** start **
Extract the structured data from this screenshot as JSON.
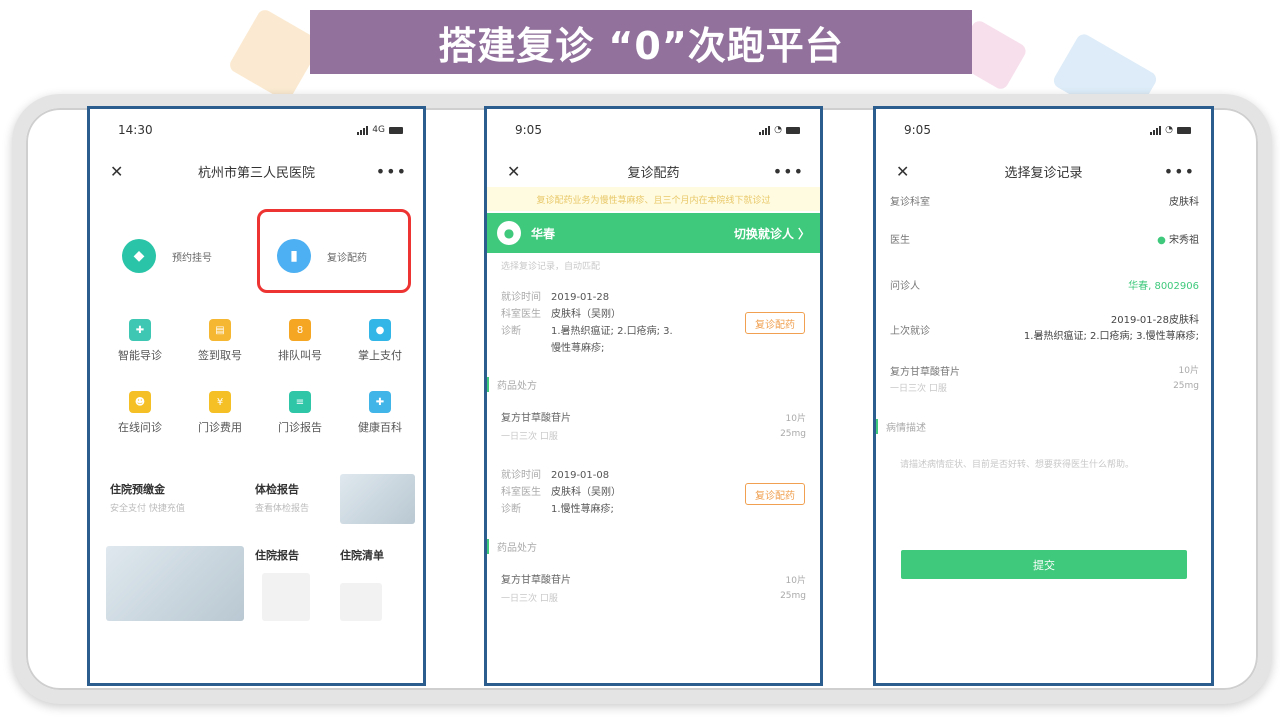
{
  "header": {
    "title": "搭建复诊 “0”次跑平台"
  },
  "colors": {
    "banner": "#92729d",
    "accent_green": "#3fc97c",
    "frame_border": "#2b5d8f",
    "highlight_red": "#ee3333",
    "orange": "#f0a050"
  },
  "phone1": {
    "time": "14:30",
    "network": "4G",
    "title": "杭州市第三人民医院",
    "close_icon": "close-icon",
    "more_icon": "more-icon",
    "top_items": [
      {
        "label": "预约挂号",
        "icon": "diamond-icon",
        "color": "#2ac5a8"
      },
      {
        "label": "复诊配药",
        "icon": "medicine-bottle-icon",
        "color": "#4db0f2"
      }
    ],
    "grid": [
      {
        "label": "智能导诊",
        "color": "#3ec8b4"
      },
      {
        "label": "签到取号",
        "color": "#f5b731"
      },
      {
        "label": "排队叫号",
        "color": "#f5a623"
      },
      {
        "label": "掌上支付",
        "color": "#32b6e8"
      },
      {
        "label": "在线问诊",
        "color": "#f5c026"
      },
      {
        "label": "门诊费用",
        "color": "#f5c026"
      },
      {
        "label": "门诊报告",
        "color": "#2fc6a8"
      },
      {
        "label": "健康百科",
        "color": "#42b5e8"
      }
    ],
    "promo": {
      "deposit_title": "住院预缴金",
      "deposit_sub": "安全支付  快捷充值",
      "checkup_title": "体检报告",
      "checkup_sub": "查看体检报告",
      "inpatient_report": "住院报告",
      "inpatient_list": "住院清单"
    }
  },
  "phone2": {
    "time": "9:05",
    "title": "复诊配药",
    "notice": "复诊配药业务为慢性荨麻疹、且三个月内在本院线下就诊过",
    "patient": "华春",
    "switch": "切换就诊人 〉",
    "faint_header": "选择复诊记录，自动匹配",
    "records": [
      {
        "time_label": "就诊时间",
        "time": "2019-01-28",
        "doc_label": "科室医生",
        "doc": "皮肤科（吴刚）",
        "diag_label": "诊断",
        "diag": "1.暑热织瘟证; 2.口疮病; 3.慢性荨麻疹;",
        "button": "复诊配药",
        "rx_label": "药品处方",
        "drug": "复方甘草酸苷片",
        "usage": "一日三次  口服",
        "qty": "10片",
        "dose": "25mg"
      },
      {
        "time_label": "就诊时间",
        "time": "2019-01-08",
        "doc_label": "科室医生",
        "doc": "皮肤科（吴刚）",
        "diag_label": "诊断",
        "diag": "1.慢性荨麻疹;",
        "button": "复诊配药",
        "rx_label": "药品处方",
        "drug": "复方甘草酸苷片",
        "usage": "一日三次  口服",
        "qty": "10片",
        "dose": "25mg"
      }
    ]
  },
  "phone3": {
    "time": "9:05",
    "title": "选择复诊记录",
    "dept_label": "复诊科室",
    "dept": "皮肤科",
    "doctor_label": "医生",
    "doctor": "宋秀祖",
    "patient_label": "问诊人",
    "patient": "华春, 8002906",
    "last_label": "上次就诊",
    "last_line1": "2019-01-28皮肤科",
    "last_line2": "1.暑热织瘟证; 2.口疮病; 3.慢性荨麻疹;",
    "drug": "复方甘草酸苷片",
    "usage": "一日三次  口服",
    "qty": "10片",
    "dose": "25mg",
    "desc_label": "病情描述",
    "desc_placeholder": "请描述病情症状、目前是否好转、想要获得医生什么帮助。",
    "submit": "提交"
  }
}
** end **
### What is needed
Repeat the records above exactly, leaving out the pictures.

### Completed exercise
Extract the structured data from this screenshot as JSON.
{
  "header": {
    "title": "搭建复诊 “0”次跑平台"
  },
  "colors": {
    "banner": "#92729d",
    "accent_green": "#3fc97c",
    "frame_border": "#2b5d8f",
    "highlight_red": "#ee3333",
    "orange": "#f0a050"
  },
  "phone1": {
    "time": "14:30",
    "network": "4G",
    "title": "杭州市第三人民医院",
    "close_icon": "close-icon",
    "more_icon": "more-icon",
    "top_items": [
      {
        "label": "预约挂号",
        "icon": "diamond-icon",
        "color": "#2ac5a8"
      },
      {
        "label": "复诊配药",
        "icon": "medicine-bottle-icon",
        "color": "#4db0f2"
      }
    ],
    "grid": [
      {
        "label": "智能导诊",
        "color": "#3ec8b4"
      },
      {
        "label": "签到取号",
        "color": "#f5b731"
      },
      {
        "label": "排队叫号",
        "color": "#f5a623"
      },
      {
        "label": "掌上支付",
        "color": "#32b6e8"
      },
      {
        "label": "在线问诊",
        "color": "#f5c026"
      },
      {
        "label": "门诊费用",
        "color": "#f5c026"
      },
      {
        "label": "门诊报告",
        "color": "#2fc6a8"
      },
      {
        "label": "健康百科",
        "color": "#42b5e8"
      }
    ],
    "promo": {
      "deposit_title": "住院预缴金",
      "deposit_sub": "安全支付  快捷充值",
      "checkup_title": "体检报告",
      "checkup_sub": "查看体检报告",
      "inpatient_report": "住院报告",
      "inpatient_list": "住院清单"
    }
  },
  "phone2": {
    "time": "9:05",
    "title": "复诊配药",
    "notice": "复诊配药业务为慢性荨麻疹、且三个月内在本院线下就诊过",
    "patient": "华春",
    "switch": "切换就诊人 〉",
    "faint_header": "选择复诊记录，自动匹配",
    "records": [
      {
        "time_label": "就诊时间",
        "time": "2019-01-28",
        "doc_label": "科室医生",
        "doc": "皮肤科（吴刚）",
        "diag_label": "诊断",
        "diag": "1.暑热织瘟证; 2.口疮病; 3.慢性荨麻疹;",
        "button": "复诊配药",
        "rx_label": "药品处方",
        "drug": "复方甘草酸苷片",
        "usage": "一日三次  口服",
        "qty": "10片",
        "dose": "25mg"
      },
      {
        "time_label": "就诊时间",
        "time": "2019-01-08",
        "doc_label": "科室医生",
        "doc": "皮肤科（吴刚）",
        "diag_label": "诊断",
        "diag": "1.慢性荨麻疹;",
        "button": "复诊配药",
        "rx_label": "药品处方",
        "drug": "复方甘草酸苷片",
        "usage": "一日三次  口服",
        "qty": "10片",
        "dose": "25mg"
      }
    ]
  },
  "phone3": {
    "time": "9:05",
    "title": "选择复诊记录",
    "dept_label": "复诊科室",
    "dept": "皮肤科",
    "doctor_label": "医生",
    "doctor": "宋秀祖",
    "patient_label": "问诊人",
    "patient": "华春, 8002906",
    "last_label": "上次就诊",
    "last_line1": "2019-01-28皮肤科",
    "last_line2": "1.暑热织瘟证; 2.口疮病; 3.慢性荨麻疹;",
    "drug": "复方甘草酸苷片",
    "usage": "一日三次  口服",
    "qty": "10片",
    "dose": "25mg",
    "desc_label": "病情描述",
    "desc_placeholder": "请描述病情症状、目前是否好转、想要获得医生什么帮助。",
    "submit": "提交"
  }
}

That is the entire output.